[Task details]:
Transcribe the records below exactly, leaving out any pictures.

[Record extracts]:
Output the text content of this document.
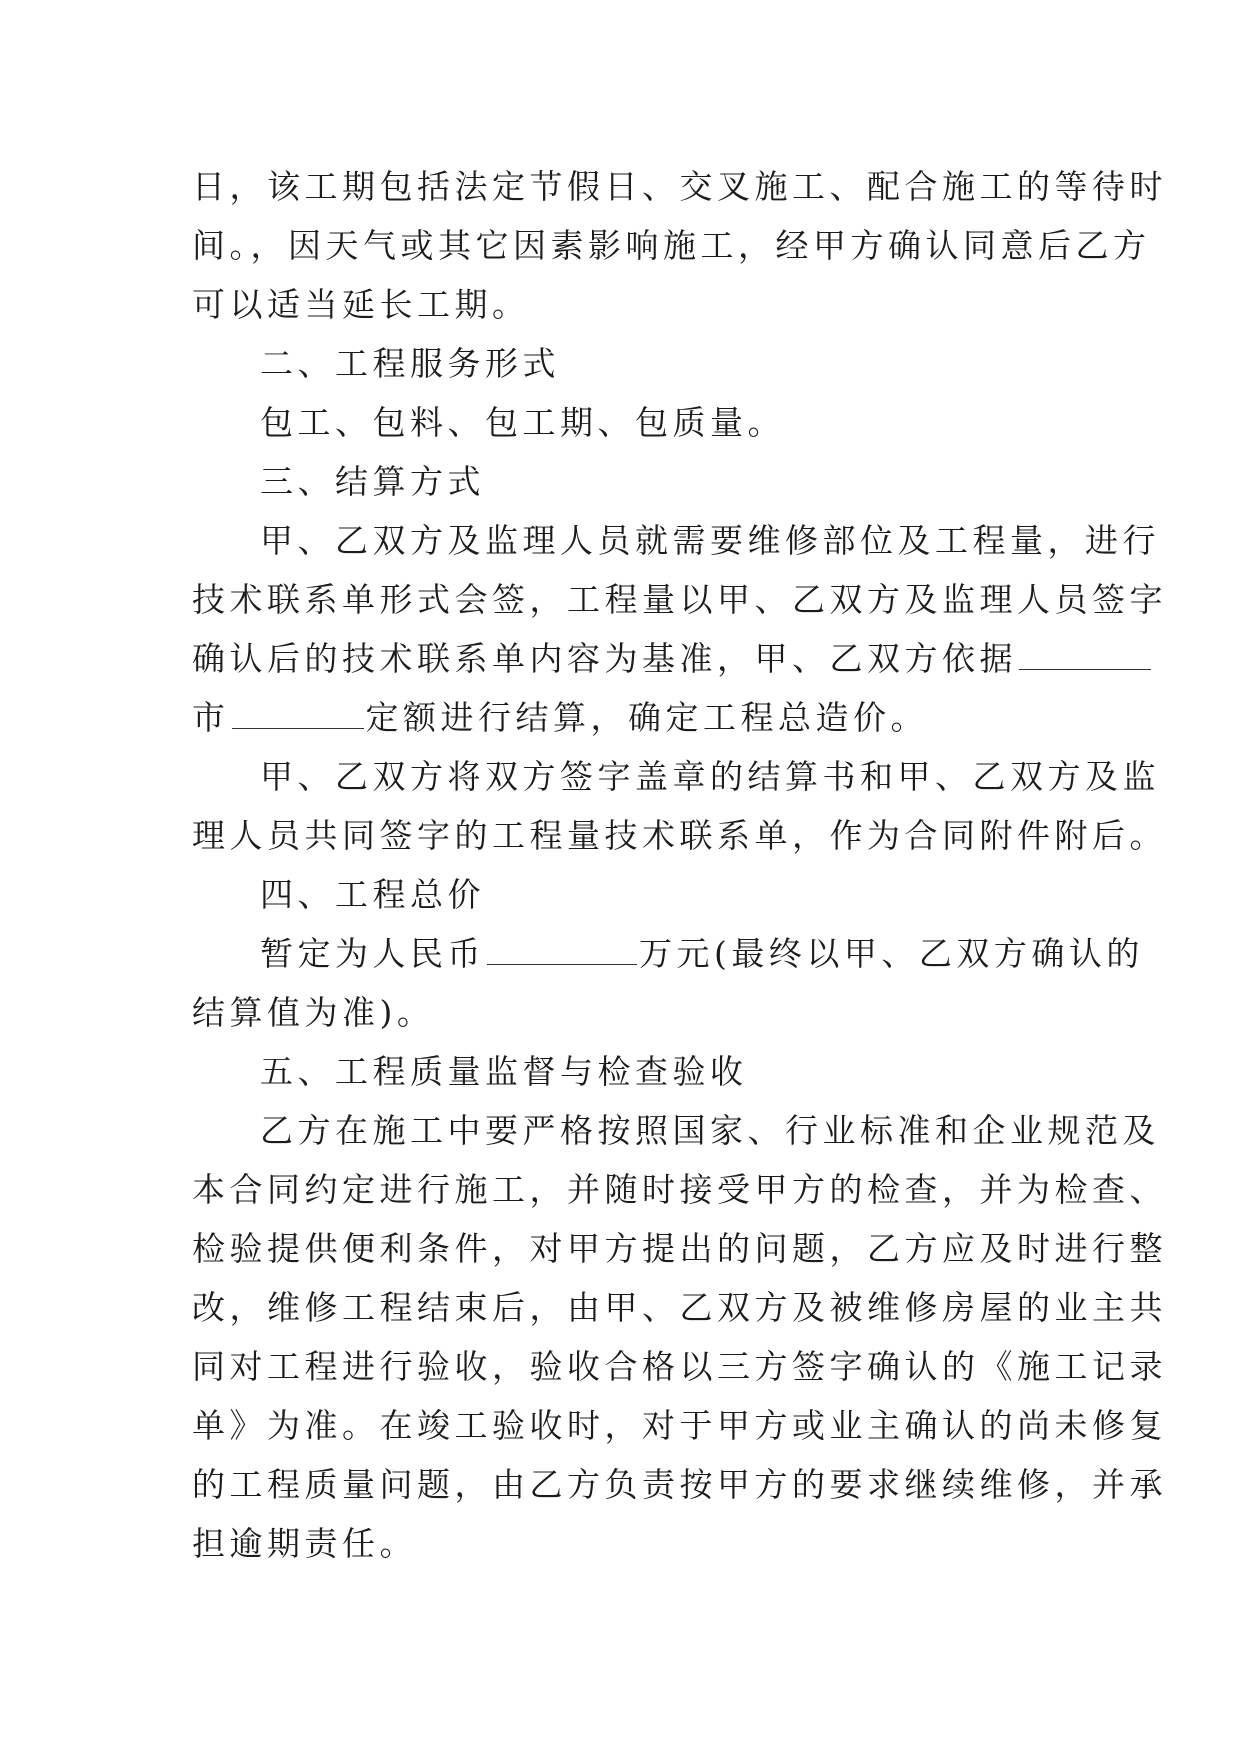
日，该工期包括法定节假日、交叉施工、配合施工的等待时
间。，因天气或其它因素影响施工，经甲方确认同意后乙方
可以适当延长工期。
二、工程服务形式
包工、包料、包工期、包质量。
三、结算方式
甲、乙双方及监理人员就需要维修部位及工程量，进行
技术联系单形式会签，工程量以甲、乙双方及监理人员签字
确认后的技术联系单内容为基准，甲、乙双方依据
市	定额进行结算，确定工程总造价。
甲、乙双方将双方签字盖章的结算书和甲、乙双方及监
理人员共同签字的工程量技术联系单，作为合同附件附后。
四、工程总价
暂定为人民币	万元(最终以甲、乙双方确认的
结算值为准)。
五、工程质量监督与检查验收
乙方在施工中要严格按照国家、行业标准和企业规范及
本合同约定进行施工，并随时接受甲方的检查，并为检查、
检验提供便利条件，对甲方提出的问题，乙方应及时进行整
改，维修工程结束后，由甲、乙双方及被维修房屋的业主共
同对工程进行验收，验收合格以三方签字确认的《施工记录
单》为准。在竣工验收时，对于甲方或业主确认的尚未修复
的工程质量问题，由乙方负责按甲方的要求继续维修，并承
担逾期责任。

[Worked answer]:
Output the text content of this document.
日，该工期包括法定节假日、交叉施工、配合施工的等待时
间。，因天气或其它因素影响施工，经甲方确认同意后乙方
可以适当延长工期。
二、工程服务形式
包工、包料、包工期、包质量。
三、结算方式
甲、乙双方及监理人员就需要维修部位及工程量，进行
技术联系单形式会签，工程量以甲、乙双方及监理人员签字
确认后的技术联系单内容为基准，甲、乙双方依据
市	定额进行结算，确定工程总造价。
甲、乙双方将双方签字盖章的结算书和甲、乙双方及监
理人员共同签字的工程量技术联系单，作为合同附件附后。
四、工程总价
暂定为人民币	万元(最终以甲、乙双方确认的
结算值为准)。
五、工程质量监督与检查验收
乙方在施工中要严格按照国家、行业标准和企业规范及
本合同约定进行施工，并随时接受甲方的检查，并为检查、
检验提供便利条件，对甲方提出的问题，乙方应及时进行整
改，维修工程结束后，由甲、乙双方及被维修房屋的业主共
同对工程进行验收，验收合格以三方签字确认的《施工记录
单》为准。在竣工验收时，对于甲方或业主确认的尚未修复
的工程质量问题，由乙方负责按甲方的要求继续维修，并承
担逾期责任。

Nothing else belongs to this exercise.